— BEGIN —
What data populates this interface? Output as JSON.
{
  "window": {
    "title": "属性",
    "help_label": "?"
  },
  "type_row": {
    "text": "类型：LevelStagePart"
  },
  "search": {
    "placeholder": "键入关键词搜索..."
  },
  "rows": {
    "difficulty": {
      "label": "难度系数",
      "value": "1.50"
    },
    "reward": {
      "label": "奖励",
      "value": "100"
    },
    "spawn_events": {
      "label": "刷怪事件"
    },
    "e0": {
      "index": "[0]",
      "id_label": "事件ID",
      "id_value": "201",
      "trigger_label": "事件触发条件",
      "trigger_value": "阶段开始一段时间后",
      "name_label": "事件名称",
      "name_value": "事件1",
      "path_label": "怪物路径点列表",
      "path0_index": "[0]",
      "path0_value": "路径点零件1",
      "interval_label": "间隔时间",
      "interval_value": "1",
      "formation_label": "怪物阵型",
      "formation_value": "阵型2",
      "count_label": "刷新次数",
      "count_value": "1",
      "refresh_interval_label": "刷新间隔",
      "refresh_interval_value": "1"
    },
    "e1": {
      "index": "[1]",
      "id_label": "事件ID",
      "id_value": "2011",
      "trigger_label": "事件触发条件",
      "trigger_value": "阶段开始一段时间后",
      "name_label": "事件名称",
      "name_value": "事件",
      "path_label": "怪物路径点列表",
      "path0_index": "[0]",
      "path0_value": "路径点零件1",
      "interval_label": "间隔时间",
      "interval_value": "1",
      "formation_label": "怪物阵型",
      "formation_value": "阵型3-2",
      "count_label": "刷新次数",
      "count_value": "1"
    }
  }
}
— END —
SHORT TASK: Copy out each line exactly.

TASK ANSWER:
What data populates this interface? Output as JSON.
{
  "window": {
    "title": "属性",
    "help_label": "?"
  },
  "type_row": {
    "text": "类型：LevelStagePart"
  },
  "search": {
    "placeholder": "键入关键词搜索..."
  },
  "rows": {
    "difficulty": {
      "label": "难度系数",
      "value": "1.50"
    },
    "reward": {
      "label": "奖励",
      "value": "100"
    },
    "spawn_events": {
      "label": "刷怪事件"
    },
    "e0": {
      "index": "[0]",
      "id_label": "事件ID",
      "id_value": "201",
      "trigger_label": "事件触发条件",
      "trigger_value": "阶段开始一段时间后",
      "name_label": "事件名称",
      "name_value": "事件1",
      "path_label": "怪物路径点列表",
      "path0_index": "[0]",
      "path0_value": "路径点零件1",
      "interval_label": "间隔时间",
      "interval_value": "1",
      "formation_label": "怪物阵型",
      "formation_value": "阵型2",
      "count_label": "刷新次数",
      "count_value": "1",
      "refresh_interval_label": "刷新间隔",
      "refresh_interval_value": "1"
    },
    "e1": {
      "index": "[1]",
      "id_label": "事件ID",
      "id_value": "2011",
      "trigger_label": "事件触发条件",
      "trigger_value": "阶段开始一段时间后",
      "name_label": "事件名称",
      "name_value": "事件",
      "path_label": "怪物路径点列表",
      "path0_index": "[0]",
      "path0_value": "路径点零件1",
      "interval_label": "间隔时间",
      "interval_value": "1",
      "formation_label": "怪物阵型",
      "formation_value": "阵型3-2",
      "count_label": "刷新次数",
      "count_value": "1"
    }
  }
}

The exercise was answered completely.